*EXERCISE TASK*.
Filter these entries, keeping only lines that hold the word "JSON".

------ GIVEN RECORDS ------

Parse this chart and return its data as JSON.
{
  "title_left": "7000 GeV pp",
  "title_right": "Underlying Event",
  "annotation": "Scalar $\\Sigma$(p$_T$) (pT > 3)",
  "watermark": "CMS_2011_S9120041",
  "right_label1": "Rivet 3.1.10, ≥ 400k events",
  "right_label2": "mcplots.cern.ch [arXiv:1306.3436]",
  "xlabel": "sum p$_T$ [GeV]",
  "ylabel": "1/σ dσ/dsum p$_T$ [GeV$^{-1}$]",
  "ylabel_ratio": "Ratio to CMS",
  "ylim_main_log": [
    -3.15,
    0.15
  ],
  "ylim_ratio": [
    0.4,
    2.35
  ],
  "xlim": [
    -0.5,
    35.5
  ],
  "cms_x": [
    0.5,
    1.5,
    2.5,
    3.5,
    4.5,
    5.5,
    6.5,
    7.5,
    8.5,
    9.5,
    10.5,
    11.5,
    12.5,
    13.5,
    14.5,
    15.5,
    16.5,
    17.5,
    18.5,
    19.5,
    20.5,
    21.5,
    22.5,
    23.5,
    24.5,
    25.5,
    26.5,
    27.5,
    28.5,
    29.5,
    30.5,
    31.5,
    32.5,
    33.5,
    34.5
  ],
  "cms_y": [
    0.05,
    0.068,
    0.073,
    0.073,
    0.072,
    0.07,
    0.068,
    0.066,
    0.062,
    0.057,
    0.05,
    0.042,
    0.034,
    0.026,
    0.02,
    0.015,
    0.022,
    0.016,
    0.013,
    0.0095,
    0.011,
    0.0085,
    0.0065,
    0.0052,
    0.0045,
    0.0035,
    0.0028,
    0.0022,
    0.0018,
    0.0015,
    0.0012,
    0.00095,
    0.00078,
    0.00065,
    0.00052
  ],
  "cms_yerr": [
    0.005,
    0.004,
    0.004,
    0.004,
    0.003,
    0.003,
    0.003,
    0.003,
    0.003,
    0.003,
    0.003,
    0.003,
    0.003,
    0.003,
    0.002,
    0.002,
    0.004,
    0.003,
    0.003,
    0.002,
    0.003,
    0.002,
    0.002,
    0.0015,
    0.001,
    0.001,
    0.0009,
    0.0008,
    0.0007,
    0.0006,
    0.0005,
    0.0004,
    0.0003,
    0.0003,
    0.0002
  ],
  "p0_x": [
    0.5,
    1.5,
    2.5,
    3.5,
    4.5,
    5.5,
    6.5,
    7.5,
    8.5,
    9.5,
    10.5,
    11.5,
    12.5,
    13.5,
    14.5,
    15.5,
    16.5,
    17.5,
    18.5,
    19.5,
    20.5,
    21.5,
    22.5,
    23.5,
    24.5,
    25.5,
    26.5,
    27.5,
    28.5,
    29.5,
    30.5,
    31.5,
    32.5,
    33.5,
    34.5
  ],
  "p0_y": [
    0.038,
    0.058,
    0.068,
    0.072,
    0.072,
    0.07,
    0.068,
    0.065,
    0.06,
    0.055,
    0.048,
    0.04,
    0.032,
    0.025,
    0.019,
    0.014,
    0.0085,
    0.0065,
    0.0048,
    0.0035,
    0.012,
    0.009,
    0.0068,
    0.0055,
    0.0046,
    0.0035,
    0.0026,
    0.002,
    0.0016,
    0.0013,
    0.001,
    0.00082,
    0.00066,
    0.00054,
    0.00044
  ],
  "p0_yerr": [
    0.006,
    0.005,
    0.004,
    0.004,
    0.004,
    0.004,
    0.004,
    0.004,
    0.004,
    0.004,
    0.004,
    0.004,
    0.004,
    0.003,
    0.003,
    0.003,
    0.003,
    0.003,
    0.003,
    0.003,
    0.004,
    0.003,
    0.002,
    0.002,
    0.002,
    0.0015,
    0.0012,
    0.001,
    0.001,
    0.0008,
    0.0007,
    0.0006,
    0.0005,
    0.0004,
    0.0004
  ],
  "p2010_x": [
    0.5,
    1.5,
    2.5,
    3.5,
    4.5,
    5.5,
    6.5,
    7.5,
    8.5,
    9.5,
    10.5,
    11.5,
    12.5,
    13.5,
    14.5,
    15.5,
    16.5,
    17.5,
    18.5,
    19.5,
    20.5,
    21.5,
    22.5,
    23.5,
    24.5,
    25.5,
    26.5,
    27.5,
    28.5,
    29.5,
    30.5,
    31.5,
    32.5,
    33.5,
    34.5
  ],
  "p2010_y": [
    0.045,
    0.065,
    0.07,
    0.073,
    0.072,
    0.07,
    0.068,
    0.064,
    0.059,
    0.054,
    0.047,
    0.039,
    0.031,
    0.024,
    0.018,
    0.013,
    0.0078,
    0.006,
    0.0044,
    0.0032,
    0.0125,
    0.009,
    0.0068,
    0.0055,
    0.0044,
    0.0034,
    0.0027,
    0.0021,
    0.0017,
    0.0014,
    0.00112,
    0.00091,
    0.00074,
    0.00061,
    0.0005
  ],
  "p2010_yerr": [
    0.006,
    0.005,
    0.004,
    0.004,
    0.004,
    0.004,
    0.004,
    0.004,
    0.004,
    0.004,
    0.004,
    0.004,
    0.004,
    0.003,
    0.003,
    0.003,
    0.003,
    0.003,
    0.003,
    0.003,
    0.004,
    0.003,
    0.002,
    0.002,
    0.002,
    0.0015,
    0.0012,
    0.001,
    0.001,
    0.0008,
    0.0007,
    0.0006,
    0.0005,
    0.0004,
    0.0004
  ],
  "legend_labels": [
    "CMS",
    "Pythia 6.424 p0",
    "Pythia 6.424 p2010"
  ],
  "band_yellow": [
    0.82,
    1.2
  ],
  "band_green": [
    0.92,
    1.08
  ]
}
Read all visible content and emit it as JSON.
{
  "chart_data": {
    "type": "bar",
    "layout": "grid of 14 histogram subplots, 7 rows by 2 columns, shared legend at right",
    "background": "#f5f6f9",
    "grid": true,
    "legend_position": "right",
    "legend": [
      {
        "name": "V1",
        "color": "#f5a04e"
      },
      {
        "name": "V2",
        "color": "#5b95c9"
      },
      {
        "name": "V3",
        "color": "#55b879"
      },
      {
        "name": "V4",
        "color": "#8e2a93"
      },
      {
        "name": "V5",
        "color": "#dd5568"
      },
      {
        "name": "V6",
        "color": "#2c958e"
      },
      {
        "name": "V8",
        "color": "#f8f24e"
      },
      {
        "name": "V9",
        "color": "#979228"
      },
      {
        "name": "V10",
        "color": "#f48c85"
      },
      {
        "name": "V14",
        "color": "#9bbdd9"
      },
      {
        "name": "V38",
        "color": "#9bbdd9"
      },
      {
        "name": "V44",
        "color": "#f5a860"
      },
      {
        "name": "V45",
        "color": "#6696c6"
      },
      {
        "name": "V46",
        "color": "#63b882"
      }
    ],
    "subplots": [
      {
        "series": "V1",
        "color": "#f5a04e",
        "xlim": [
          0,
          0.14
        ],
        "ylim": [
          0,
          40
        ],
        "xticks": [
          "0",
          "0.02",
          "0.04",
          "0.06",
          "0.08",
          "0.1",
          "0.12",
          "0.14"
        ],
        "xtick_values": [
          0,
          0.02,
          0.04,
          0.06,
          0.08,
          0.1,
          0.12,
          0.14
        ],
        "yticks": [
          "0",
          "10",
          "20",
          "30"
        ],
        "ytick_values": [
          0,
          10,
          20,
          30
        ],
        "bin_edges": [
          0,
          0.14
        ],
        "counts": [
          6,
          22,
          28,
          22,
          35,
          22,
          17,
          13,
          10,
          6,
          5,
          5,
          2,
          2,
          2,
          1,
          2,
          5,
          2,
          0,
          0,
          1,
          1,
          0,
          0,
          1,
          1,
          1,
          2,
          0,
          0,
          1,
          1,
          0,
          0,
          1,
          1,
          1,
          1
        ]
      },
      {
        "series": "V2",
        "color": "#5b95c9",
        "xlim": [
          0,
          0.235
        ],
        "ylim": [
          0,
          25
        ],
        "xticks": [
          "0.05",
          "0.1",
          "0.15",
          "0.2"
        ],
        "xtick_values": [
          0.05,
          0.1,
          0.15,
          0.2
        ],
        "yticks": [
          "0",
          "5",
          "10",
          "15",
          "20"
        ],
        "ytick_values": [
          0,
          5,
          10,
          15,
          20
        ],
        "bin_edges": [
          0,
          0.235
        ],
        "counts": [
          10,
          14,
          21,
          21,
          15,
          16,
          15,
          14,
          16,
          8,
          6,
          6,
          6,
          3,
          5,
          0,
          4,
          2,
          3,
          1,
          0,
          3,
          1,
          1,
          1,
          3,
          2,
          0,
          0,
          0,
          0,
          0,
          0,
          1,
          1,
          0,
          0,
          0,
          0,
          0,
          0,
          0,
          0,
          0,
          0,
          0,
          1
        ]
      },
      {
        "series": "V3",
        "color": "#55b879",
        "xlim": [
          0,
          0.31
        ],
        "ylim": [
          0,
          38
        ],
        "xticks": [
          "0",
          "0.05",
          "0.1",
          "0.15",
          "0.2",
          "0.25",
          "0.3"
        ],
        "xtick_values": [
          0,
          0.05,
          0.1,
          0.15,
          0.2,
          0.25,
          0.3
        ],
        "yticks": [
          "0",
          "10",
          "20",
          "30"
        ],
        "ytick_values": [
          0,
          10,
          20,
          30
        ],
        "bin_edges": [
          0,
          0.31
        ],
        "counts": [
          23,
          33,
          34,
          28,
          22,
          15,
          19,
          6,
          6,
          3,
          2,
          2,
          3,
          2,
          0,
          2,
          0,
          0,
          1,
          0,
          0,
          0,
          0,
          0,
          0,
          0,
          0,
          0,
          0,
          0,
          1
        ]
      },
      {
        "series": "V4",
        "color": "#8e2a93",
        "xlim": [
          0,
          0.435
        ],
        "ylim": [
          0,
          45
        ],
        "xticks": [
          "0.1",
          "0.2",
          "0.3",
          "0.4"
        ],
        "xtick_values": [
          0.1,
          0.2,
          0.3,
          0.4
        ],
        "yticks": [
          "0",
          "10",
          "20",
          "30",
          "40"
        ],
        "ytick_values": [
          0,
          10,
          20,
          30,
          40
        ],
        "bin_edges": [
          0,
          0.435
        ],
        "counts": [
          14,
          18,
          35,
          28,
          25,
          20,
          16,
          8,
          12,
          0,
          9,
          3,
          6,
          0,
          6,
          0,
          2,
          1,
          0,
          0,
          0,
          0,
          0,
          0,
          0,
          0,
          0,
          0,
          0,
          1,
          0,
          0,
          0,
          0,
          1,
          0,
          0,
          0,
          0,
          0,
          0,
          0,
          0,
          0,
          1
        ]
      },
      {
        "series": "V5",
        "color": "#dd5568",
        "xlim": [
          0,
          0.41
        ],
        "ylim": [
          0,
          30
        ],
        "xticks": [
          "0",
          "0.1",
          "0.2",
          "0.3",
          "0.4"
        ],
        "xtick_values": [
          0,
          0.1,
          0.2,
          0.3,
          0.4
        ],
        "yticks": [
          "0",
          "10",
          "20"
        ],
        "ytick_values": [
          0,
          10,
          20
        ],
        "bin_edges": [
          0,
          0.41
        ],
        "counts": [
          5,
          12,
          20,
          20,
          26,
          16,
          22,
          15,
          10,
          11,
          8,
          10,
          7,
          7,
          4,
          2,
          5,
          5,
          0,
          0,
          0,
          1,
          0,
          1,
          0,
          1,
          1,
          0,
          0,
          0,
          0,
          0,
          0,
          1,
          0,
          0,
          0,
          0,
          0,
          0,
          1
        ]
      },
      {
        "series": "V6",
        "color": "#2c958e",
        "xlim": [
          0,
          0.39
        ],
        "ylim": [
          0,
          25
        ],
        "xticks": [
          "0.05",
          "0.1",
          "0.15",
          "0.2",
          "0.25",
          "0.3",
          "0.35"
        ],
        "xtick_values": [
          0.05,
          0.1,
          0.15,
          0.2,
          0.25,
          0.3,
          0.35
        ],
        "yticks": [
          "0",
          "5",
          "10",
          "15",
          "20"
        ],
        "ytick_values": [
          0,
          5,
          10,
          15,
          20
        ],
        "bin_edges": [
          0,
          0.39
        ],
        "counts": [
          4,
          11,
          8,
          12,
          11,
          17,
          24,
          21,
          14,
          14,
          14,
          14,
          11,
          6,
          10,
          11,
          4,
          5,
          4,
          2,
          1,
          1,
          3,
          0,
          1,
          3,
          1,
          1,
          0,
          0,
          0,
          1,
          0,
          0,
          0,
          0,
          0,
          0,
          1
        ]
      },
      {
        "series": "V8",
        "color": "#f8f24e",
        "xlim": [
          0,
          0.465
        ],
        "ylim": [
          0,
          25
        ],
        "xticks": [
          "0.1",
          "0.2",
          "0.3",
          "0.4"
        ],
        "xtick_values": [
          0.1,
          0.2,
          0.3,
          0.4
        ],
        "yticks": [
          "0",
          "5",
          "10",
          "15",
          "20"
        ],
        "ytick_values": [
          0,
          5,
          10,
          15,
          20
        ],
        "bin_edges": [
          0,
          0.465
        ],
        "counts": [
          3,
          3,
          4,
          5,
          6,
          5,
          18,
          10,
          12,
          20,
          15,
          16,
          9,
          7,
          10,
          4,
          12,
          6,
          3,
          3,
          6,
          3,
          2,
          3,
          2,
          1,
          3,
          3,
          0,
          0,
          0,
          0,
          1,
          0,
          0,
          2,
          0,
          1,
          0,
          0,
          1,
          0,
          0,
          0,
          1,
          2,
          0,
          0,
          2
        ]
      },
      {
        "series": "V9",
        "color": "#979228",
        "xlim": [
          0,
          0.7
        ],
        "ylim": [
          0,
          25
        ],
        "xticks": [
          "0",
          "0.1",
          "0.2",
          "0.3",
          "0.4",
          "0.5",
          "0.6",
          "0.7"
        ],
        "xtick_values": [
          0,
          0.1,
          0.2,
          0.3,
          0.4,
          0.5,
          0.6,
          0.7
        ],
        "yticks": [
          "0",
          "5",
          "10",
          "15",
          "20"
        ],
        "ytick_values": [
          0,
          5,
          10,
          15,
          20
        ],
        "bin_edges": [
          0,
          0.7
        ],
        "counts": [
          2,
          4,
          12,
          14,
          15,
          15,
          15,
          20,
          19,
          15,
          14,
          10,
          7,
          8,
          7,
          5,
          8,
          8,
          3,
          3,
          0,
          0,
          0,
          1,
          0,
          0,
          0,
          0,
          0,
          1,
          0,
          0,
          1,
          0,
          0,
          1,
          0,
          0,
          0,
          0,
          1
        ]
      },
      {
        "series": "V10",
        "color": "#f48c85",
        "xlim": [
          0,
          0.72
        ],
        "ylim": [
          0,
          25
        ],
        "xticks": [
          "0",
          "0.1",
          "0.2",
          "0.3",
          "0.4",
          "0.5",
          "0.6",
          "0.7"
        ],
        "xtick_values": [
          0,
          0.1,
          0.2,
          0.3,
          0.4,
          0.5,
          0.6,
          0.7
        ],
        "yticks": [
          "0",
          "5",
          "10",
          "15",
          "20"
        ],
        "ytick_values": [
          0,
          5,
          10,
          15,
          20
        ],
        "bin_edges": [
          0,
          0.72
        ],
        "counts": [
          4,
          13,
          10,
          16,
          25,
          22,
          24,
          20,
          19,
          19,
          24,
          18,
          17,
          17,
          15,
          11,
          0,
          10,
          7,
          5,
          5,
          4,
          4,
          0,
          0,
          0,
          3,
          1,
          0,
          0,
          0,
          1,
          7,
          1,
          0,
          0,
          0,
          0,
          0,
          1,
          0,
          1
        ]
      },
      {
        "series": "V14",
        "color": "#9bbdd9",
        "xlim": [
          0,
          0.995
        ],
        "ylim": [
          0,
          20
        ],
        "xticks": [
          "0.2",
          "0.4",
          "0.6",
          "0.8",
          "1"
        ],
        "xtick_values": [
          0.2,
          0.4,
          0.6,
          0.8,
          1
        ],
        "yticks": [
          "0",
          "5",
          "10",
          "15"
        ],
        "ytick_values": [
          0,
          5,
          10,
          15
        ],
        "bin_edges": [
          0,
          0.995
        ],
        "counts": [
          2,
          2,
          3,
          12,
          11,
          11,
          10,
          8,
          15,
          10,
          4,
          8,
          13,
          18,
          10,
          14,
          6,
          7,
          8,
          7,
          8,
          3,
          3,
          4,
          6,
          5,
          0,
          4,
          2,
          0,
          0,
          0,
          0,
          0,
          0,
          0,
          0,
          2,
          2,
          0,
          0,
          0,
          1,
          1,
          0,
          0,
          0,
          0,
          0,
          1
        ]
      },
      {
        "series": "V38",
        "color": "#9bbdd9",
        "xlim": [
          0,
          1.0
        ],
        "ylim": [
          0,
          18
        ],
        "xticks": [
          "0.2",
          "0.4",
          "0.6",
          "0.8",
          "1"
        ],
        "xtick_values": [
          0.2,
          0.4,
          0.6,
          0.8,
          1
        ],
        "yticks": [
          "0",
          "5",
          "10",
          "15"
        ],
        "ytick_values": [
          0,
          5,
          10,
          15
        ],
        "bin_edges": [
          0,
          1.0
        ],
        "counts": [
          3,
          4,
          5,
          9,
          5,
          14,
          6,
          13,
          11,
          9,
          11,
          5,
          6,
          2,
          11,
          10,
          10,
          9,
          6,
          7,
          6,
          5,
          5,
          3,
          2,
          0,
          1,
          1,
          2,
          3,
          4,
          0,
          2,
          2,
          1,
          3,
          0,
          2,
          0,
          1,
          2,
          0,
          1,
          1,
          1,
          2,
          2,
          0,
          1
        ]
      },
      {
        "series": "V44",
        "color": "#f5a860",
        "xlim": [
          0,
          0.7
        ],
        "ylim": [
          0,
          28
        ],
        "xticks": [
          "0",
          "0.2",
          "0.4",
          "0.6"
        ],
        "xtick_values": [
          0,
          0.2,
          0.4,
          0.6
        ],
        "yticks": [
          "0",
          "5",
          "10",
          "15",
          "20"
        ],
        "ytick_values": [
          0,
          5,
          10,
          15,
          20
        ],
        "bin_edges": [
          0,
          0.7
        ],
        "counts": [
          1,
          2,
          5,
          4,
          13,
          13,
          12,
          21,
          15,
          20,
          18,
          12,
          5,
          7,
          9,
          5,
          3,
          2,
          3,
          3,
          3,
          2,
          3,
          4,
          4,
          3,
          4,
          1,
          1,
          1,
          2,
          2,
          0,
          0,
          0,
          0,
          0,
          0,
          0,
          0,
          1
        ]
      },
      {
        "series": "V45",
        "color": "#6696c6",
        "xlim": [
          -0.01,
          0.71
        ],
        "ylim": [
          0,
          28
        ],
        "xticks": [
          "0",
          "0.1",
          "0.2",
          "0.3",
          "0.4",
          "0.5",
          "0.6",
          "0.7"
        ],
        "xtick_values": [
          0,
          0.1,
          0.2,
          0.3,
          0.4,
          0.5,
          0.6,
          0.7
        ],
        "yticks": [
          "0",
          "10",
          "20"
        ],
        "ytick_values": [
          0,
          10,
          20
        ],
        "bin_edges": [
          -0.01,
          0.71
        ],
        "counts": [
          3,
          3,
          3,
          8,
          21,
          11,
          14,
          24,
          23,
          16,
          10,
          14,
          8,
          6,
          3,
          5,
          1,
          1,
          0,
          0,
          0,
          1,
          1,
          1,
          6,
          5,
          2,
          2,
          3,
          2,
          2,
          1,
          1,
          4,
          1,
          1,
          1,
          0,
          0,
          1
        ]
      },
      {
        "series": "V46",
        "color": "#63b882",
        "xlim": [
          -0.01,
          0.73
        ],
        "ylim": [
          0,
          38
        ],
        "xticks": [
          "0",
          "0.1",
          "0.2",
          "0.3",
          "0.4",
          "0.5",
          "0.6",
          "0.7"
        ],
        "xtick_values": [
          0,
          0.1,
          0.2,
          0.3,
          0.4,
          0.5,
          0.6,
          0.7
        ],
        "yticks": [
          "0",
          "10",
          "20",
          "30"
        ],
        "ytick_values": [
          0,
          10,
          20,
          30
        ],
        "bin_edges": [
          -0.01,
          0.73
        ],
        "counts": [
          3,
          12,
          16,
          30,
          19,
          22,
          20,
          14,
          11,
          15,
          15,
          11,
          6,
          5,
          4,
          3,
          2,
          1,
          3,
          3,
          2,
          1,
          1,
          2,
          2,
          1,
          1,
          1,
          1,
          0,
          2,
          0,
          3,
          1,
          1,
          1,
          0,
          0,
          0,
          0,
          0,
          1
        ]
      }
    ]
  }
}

------

*EXERCISE OUTPUT*.
Parse this chart and return its data as JSON.
Read all visible content and emit it as JSON.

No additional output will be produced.